▸ Material supplied
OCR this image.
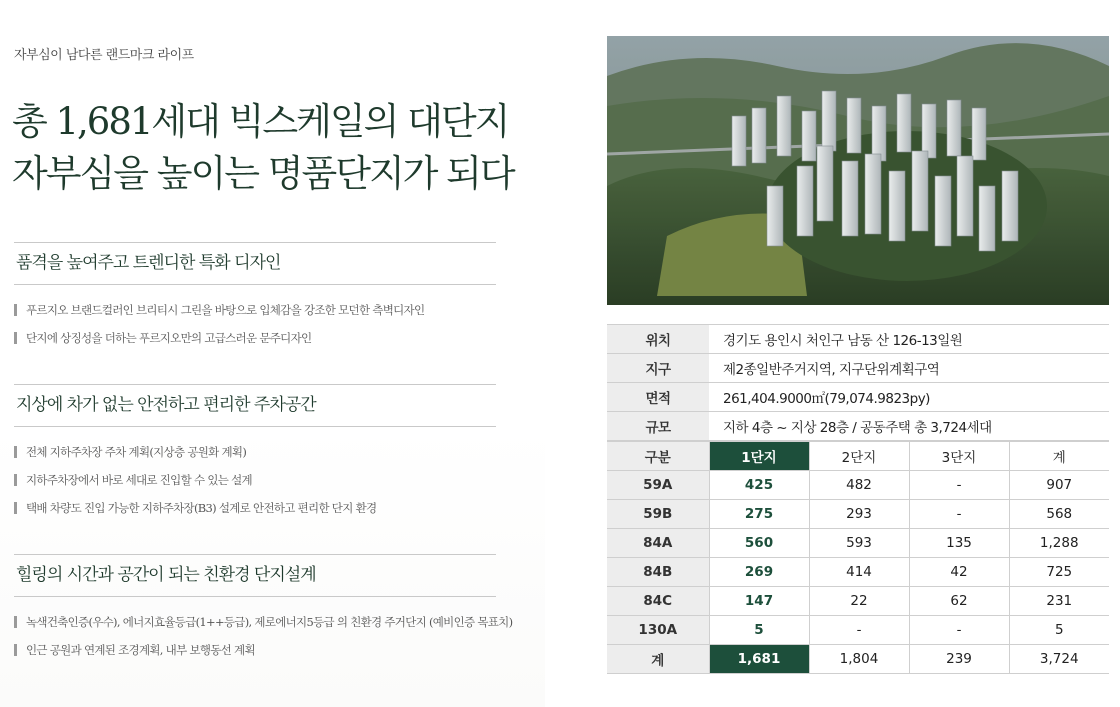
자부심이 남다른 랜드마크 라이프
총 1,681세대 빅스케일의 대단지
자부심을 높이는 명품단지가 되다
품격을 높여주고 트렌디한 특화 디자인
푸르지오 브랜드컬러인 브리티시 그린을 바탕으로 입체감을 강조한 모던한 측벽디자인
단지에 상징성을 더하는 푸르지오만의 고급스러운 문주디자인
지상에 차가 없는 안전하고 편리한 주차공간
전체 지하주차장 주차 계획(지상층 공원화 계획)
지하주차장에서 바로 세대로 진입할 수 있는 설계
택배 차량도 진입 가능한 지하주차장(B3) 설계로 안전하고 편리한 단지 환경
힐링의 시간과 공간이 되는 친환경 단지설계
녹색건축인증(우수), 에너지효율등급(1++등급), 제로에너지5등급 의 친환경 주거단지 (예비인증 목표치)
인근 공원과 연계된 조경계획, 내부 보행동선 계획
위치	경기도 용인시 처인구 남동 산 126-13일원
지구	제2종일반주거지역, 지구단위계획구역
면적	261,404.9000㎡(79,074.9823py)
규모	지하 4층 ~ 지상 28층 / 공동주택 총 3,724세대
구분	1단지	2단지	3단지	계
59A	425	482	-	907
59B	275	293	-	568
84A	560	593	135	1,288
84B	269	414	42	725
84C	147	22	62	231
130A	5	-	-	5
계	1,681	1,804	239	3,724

▸ Given instruction
Every record above should come back exactly, but without its pictures.

▸ Correct answer
OCR this image.
자부심이 남다른 랜드마크 라이프
총 1,681세대 빅스케일의 대단지
자부심을 높이는 명품단지가 되다
품격을 높여주고 트렌디한 특화 디자인
푸르지오 브랜드컬러인 브리티시 그린을 바탕으로 입체감을 강조한 모던한 측벽디자인
단지에 상징성을 더하는 푸르지오만의 고급스러운 문주디자인
지상에 차가 없는 안전하고 편리한 주차공간
전체 지하주차장 주차 계획(지상층 공원화 계획)
지하주차장에서 바로 세대로 진입할 수 있는 설계
택배 차량도 진입 가능한 지하주차장(B3) 설계로 안전하고 편리한 단지 환경
힐링의 시간과 공간이 되는 친환경 단지설계
녹색건축인증(우수), 에너지효율등급(1++등급), 제로에너지5등급 의 친환경 주거단지 (예비인증 목표치)
인근 공원과 연계된 조경계획, 내부 보행동선 계획
위치	경기도 용인시 처인구 남동 산 126-13일원
지구	제2종일반주거지역, 지구단위계획구역
면적	261,404.9000㎡(79,074.9823py)
규모	지하 4층 ~ 지상 28층 / 공동주택 총 3,724세대
구분	1단지	2단지	3단지	계
59A	425	482	-	907
59B	275	293	-	568
84A	560	593	135	1,288
84B	269	414	42	725
84C	147	22	62	231
130A	5	-	-	5
계	1,681	1,804	239	3,724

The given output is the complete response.